**Written problem**: Using the listing below, please gather every line containing the word "donde".

Lines of data
▼
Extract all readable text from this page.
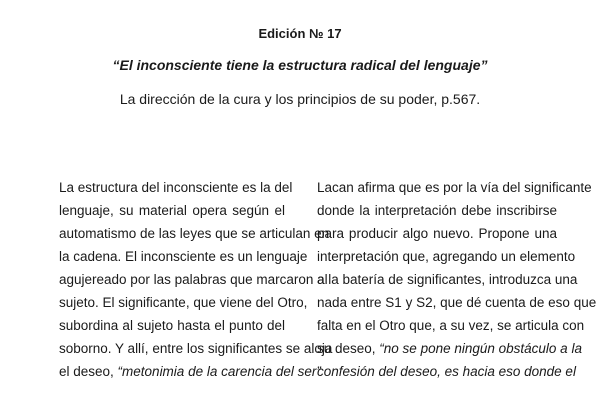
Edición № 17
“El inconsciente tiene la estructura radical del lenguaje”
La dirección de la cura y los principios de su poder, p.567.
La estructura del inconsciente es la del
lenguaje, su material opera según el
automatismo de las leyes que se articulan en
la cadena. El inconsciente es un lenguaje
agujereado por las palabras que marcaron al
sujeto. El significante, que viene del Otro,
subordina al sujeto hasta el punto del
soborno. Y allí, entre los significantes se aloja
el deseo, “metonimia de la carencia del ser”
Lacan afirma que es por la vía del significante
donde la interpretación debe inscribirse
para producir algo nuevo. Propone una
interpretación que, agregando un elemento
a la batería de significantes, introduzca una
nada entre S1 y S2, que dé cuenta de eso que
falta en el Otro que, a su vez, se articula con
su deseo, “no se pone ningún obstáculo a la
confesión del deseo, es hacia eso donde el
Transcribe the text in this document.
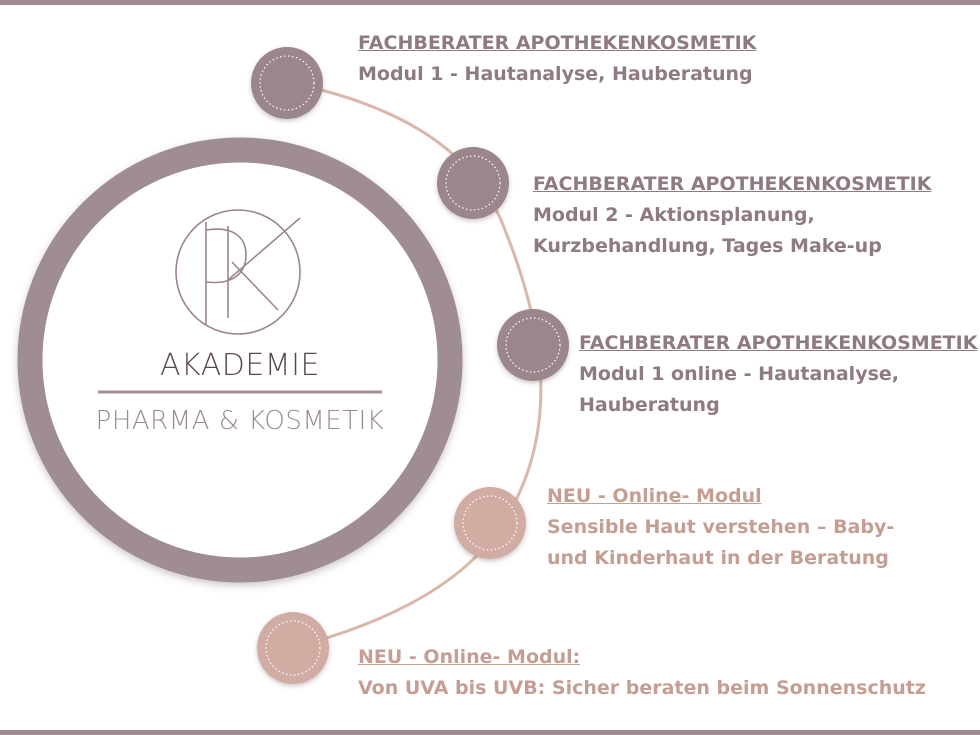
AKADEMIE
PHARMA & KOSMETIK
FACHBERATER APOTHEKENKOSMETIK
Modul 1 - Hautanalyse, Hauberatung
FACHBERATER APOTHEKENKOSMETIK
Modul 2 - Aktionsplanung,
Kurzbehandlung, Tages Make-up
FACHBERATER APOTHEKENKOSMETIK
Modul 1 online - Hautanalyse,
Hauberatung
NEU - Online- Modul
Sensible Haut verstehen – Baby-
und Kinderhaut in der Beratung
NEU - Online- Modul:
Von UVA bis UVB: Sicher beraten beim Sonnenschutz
▲
**Output**:
donde la interpretación debe inscribirse
confesión del deseo, es hacia eso donde el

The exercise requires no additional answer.